Directions for this task ▸ Could you output each line of the data that follows exactly?

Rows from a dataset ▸

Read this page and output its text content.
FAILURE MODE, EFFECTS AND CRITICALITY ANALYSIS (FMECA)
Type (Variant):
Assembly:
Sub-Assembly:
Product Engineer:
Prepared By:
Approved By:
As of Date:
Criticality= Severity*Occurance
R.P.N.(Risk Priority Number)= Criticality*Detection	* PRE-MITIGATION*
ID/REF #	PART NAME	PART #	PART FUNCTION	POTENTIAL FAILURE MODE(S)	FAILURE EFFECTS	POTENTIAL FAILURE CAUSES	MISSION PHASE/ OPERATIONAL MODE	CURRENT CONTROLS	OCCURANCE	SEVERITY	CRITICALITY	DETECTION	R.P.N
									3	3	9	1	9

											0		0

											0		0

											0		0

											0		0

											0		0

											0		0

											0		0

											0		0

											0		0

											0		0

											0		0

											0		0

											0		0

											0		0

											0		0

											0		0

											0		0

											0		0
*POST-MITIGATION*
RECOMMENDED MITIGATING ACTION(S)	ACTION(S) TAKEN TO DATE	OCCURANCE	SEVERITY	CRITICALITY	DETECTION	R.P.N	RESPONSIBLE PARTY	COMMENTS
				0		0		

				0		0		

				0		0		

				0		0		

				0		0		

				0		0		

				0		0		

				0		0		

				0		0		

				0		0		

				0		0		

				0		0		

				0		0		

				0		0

Task result ▸
Read this page and output its text content.
FAILURE MODE, EFFECTS AND CRITICALITY ANALYSIS (FMECA)
Type (Variant):
Assembly:
Sub-Assembly:
Product Engineer:
Prepared By:
Approved By:
As of Date:
Criticality= Severity*Occurance
R.P.N.(Risk Priority Number)= Criticality*Detection	* PRE-MITIGATION*
ID/REF #	PART NAME	PART #	PART FUNCTION	POTENTIAL FAILURE MODE(S)	FAILURE EFFECTS	POTENTIAL FAILURE CAUSES	MISSION PHASE/ OPERATIONAL MODE	CURRENT CONTROLS	OCCURANCE	SEVERITY	CRITICALITY	DETECTION	R.P.N
									3	3	9	1	9

											0		0

											0		0

											0		0

											0		0

											0		0

											0		0

											0		0

											0		0

											0		0

											0		0

											0		0

											0		0

											0		0

											0		0

											0		0

											0		0

											0		0

											0		0
*POST-MITIGATION*
RECOMMENDED MITIGATING ACTION(S)	ACTION(S) TAKEN TO DATE	OCCURANCE	SEVERITY	CRITICALITY	DETECTION	R.P.N	RESPONSIBLE PARTY	COMMENTS
				0		0		

				0		0		

				0		0		

				0		0		

				0		0		

				0		0		

				0		0		

				0		0		

				0		0		

				0		0		

				0		0		

				0		0		

				0		0		

				0		0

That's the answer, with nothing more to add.